(Texto proporcionado)
###

Este artículo fue publicado en el suplemento "Ideas" de Libertad Digital el 7 de octubre de 2008.

Un fantasma recorre España. Es el fantasma de los neocons. Todo el mundo parece odiarles. Todos les culpan de los males de este mundo y de los del más allá. En el PSOE se les acusa de halcones y militaristas y también, cómo no, de la crisis del sistema financiero. Desde el PP se les juzga por los supuestos excesos de Irak, por haber hecho de Aznar un fiel aliado de Bush y por mantener una bandera y unas señas de identidad con las que no se sienten cómodos quienes impulsan el giro al centro progresista.

Pero ¿es imaginable que un neocon sea a la vez un fascista, como se dice en la izquierda; un neoliberal, como denuncian los estatistas; un teocon, católico y retrógrado, como avisan los secularistas; un señor de la guerra, como cantan los pacifistas; un aznarista, como temen los genoveses, y un españolista, pesadilla de los nacionalistas?

###

(Fragmento de origen)
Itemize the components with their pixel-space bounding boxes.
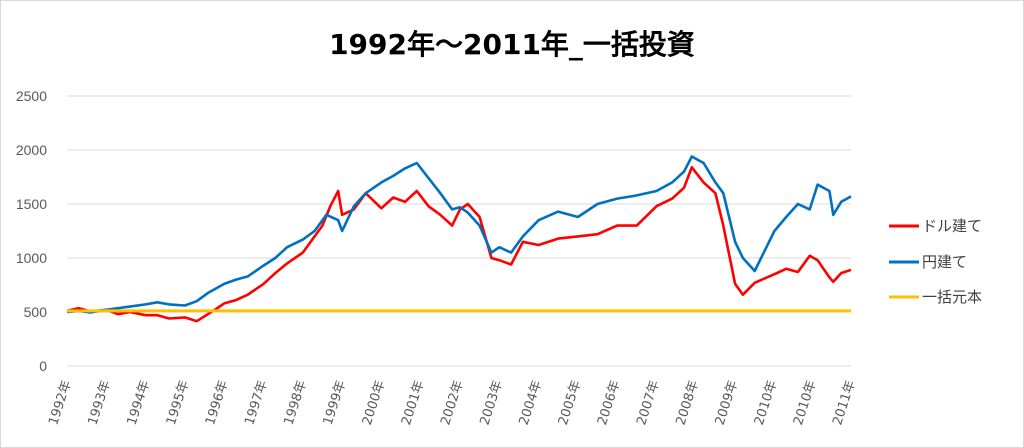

###

(Tareas)
• 1. Responde según el texto sobre los neocons:
(a) ¿En qué suplemento y en qué fecha se publicó?
(b) ¿De qué crisis se culpa a los neocons en el PSOE?
(c) ¿Quiénes denuncian que un neocon es un neoliberal?
• 2. Cita del texto sobre los neocons todo lo que va desde "Pero ¿es imaginable" hasta "de los nacionalistas?".

(Respuestas)
• 1.
(a) En el suplemento "Ideas" de Libertad Digital, el 7 de octubre de 2008.
(b) De la crisis del sistema financiero.
(c) Los estatistas.

• 2.
Pero ¿es imaginable que un neocon sea a la vez un fascista, como se dice en la izquierda; un neoliberal, como denuncian los estatistas; un teocon, católico y retrógrado, como avisan los secularistas; un señor de la guerra, como cantan los pacifistas; un aznarista, como temen los genoveses, y un españolista, pesadilla de los nacionalistas?